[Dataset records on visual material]
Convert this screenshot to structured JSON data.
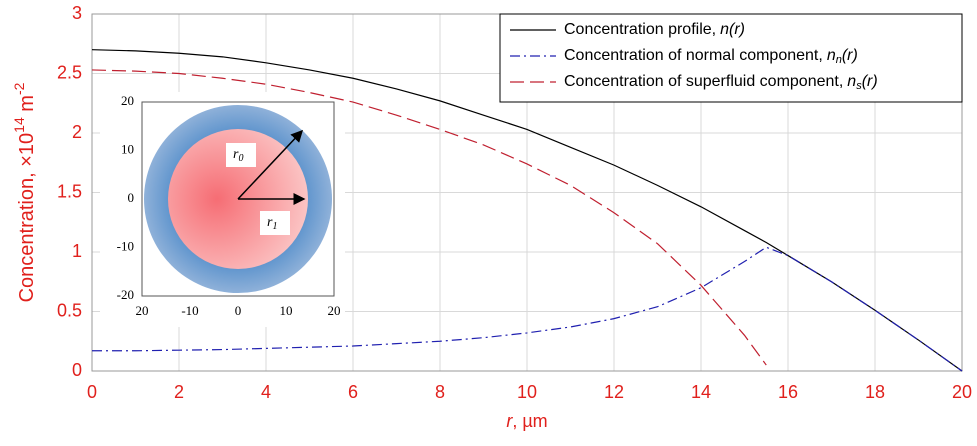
{
  "chart_data": {
    "type": "line",
    "ylabel": {
      "text": "Concentration, ×10",
      "exp": "14",
      "unit": " m",
      "unit_exp": "-2"
    },
    "xlabel": {
      "var": "r",
      "unit": ", µm"
    },
    "x": [
      0,
      1,
      2,
      3,
      4,
      5,
      6,
      7,
      8,
      9,
      10,
      11,
      12,
      13,
      14,
      15,
      15.5,
      16,
      17,
      18,
      19,
      20
    ],
    "xlim": [
      0,
      20
    ],
    "xticks": [
      0,
      2,
      4,
      6,
      8,
      10,
      12,
      14,
      16,
      18,
      20
    ],
    "ylim": [
      0,
      3
    ],
    "yticks": [
      0,
      0.5,
      1,
      1.5,
      2,
      2.5,
      3
    ],
    "grid": true,
    "legend": "upper right",
    "series": [
      {
        "name": "Concentration profile,",
        "symbol": {
          "base": "n",
          "sub": null,
          "arg": "(r)"
        },
        "color": "#000000",
        "dash": "solid",
        "values": [
          2.7,
          2.69,
          2.67,
          2.64,
          2.59,
          2.53,
          2.46,
          2.37,
          2.27,
          2.15,
          2.03,
          1.88,
          1.73,
          1.56,
          1.38,
          1.18,
          1.08,
          0.97,
          0.75,
          0.51,
          0.26,
          0
        ]
      },
      {
        "name": "Concentration of normal component,",
        "symbol": {
          "base": "n",
          "sub": "n",
          "arg": "(r)"
        },
        "color": "#2020b0",
        "dash": "dashdot",
        "values": [
          0.17,
          0.17,
          0.175,
          0.18,
          0.19,
          0.2,
          0.21,
          0.23,
          0.25,
          0.28,
          0.32,
          0.37,
          0.44,
          0.54,
          0.7,
          0.92,
          1.04,
          0.97,
          0.75,
          0.51,
          0.26,
          0
        ]
      },
      {
        "name": "Concentration of superfluid component,",
        "symbol": {
          "base": "n",
          "sub": "s",
          "arg": "(r)"
        },
        "color": "#c02030",
        "dash": "dashed",
        "values": [
          2.53,
          2.52,
          2.5,
          2.46,
          2.41,
          2.34,
          2.26,
          2.15,
          2.03,
          1.9,
          1.74,
          1.56,
          1.33,
          1.07,
          0.72,
          0.3,
          0.05,
          null,
          null,
          null,
          null,
          null
        ]
      }
    ],
    "inset": {
      "xlim": [
        -20,
        20
      ],
      "ylim": [
        -20,
        20
      ],
      "xticks": [
        {
          "value": -20,
          "label": "20"
        },
        -10,
        0,
        10,
        20
      ],
      "yticks": [
        20,
        10,
        0,
        -10,
        -20
      ],
      "labels": [
        {
          "base": "r",
          "sub": "0"
        },
        {
          "base": "r",
          "sub": "1"
        }
      ]
    }
  }
}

* _Goal_: Identify every line above with the string "component" in it. Copy those lines.

* _Output of the task_:
        "name": "Concentration of normal component,",
        "name": "Concentration of superfluid component,",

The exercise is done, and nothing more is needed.